=== Records shown ===
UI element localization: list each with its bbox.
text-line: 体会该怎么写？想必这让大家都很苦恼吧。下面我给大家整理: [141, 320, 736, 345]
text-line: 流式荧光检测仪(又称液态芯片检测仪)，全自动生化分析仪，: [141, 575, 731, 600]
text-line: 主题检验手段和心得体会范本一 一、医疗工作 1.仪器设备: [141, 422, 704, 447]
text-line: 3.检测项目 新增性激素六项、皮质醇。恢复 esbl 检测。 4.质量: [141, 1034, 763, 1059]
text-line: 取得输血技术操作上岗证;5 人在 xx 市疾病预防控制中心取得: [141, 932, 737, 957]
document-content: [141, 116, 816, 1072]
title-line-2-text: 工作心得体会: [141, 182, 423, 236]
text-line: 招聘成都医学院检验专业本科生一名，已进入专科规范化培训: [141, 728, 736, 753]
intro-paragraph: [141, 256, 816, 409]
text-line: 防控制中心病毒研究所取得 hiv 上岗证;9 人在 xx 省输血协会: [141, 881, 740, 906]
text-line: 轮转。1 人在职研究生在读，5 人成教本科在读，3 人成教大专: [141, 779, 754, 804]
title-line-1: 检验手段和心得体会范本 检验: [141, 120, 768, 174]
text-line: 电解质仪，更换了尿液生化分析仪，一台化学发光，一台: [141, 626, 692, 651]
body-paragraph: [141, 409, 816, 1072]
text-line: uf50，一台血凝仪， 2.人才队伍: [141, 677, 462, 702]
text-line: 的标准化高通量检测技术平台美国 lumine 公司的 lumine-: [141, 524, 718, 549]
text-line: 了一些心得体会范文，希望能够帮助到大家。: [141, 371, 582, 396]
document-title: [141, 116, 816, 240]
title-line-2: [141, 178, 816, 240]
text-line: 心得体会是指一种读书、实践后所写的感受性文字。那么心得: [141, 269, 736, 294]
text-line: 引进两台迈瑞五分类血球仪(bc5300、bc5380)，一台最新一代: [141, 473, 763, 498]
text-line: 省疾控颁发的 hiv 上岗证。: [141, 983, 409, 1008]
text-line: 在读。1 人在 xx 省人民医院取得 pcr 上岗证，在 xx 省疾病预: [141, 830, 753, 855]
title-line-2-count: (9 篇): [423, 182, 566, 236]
===
◆ **Description of the task**: Write out all of the data above again, swapping each "text-line" for "text-row" and leaving everything else unchanged.

◆ **Solution to the problem**:
UI element localization: list each with its bbox.
text-row: 体会该怎么写？想必这让大家都很苦恼吧。下面我给大家整理: [141, 320, 736, 345]
text-row: 流式荧光检测仪(又称液态芯片检测仪)，全自动生化分析仪，: [141, 575, 731, 600]
text-row: 主题检验手段和心得体会范本一 一、医疗工作 1.仪器设备: [141, 422, 704, 447]
text-row: 3.检测项目 新增性激素六项、皮质醇。恢复 esbl 检测。 4.质量: [141, 1034, 763, 1059]
text-row: 取得输血技术操作上岗证;5 人在 xx 市疾病预防控制中心取得: [141, 932, 737, 957]
document-content: [141, 116, 816, 1072]
title-line-2-text: 工作心得体会: [141, 182, 423, 236]
text-row: 招聘成都医学院检验专业本科生一名，已进入专科规范化培训: [141, 728, 736, 753]
intro-paragraph: [141, 256, 816, 409]
text-row: 防控制中心病毒研究所取得 hiv 上岗证;9 人在 xx 省输血协会: [141, 881, 740, 906]
text-row: 轮转。1 人在职研究生在读，5 人成教本科在读，3 人成教大专: [141, 779, 754, 804]
title-line-1: 检验手段和心得体会范本 检验: [141, 120, 768, 174]
text-row: 电解质仪，更换了尿液生化分析仪，一台化学发光，一台: [141, 626, 692, 651]
body-paragraph: [141, 409, 816, 1072]
text-row: uf50，一台血凝仪， 2.人才队伍: [141, 677, 462, 702]
text-row: 的标准化高通量检测技术平台美国 lumine 公司的 lumine-: [141, 524, 718, 549]
text-row: 了一些心得体会范文，希望能够帮助到大家。: [141, 371, 582, 396]
document-title: [141, 116, 816, 240]
title-line-2: [141, 178, 816, 240]
text-row: 心得体会是指一种读书、实践后所写的感受性文字。那么心得: [141, 269, 736, 294]
text-row: 引进两台迈瑞五分类血球仪(bc5300、bc5380)，一台最新一代: [141, 473, 763, 498]
text-row: 省疾控颁发的 hiv 上岗证。: [141, 983, 409, 1008]
text-row: 在读。1 人在 xx 省人民医院取得 pcr 上岗证，在 xx 省疾病预: [141, 830, 753, 855]
title-line-2-count: (9 篇): [423, 182, 566, 236]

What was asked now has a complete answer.